### Task goal
Without including any images, reproduce each entry exactly.

### Extracted data entries
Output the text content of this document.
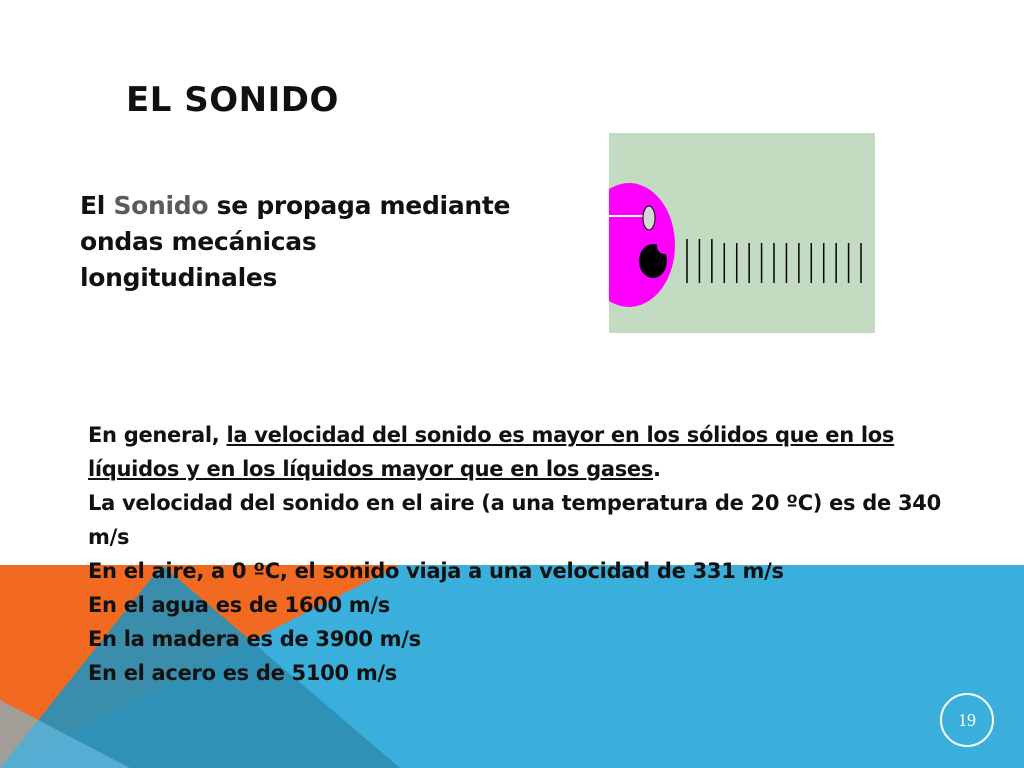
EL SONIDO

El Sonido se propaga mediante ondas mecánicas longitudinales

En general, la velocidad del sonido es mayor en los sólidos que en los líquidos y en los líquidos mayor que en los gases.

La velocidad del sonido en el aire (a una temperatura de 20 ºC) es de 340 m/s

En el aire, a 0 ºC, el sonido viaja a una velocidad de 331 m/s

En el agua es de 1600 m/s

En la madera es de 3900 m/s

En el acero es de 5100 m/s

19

### Written response
Output the text content of this document.
EL SONIDO

El Sonido se propaga mediante ondas mecánicas longitudinales

En general, la velocidad del sonido es mayor en los sólidos que en los líquidos y en los líquidos mayor que en los gases.

La velocidad del sonido en el aire (a una temperatura de 20 ºC) es de 340 m/s

En el aire, a 0 ºC, el sonido viaja a una velocidad de 331 m/s

En el agua es de 1600 m/s

En la madera es de 3900 m/s

En el acero es de 5100 m/s

19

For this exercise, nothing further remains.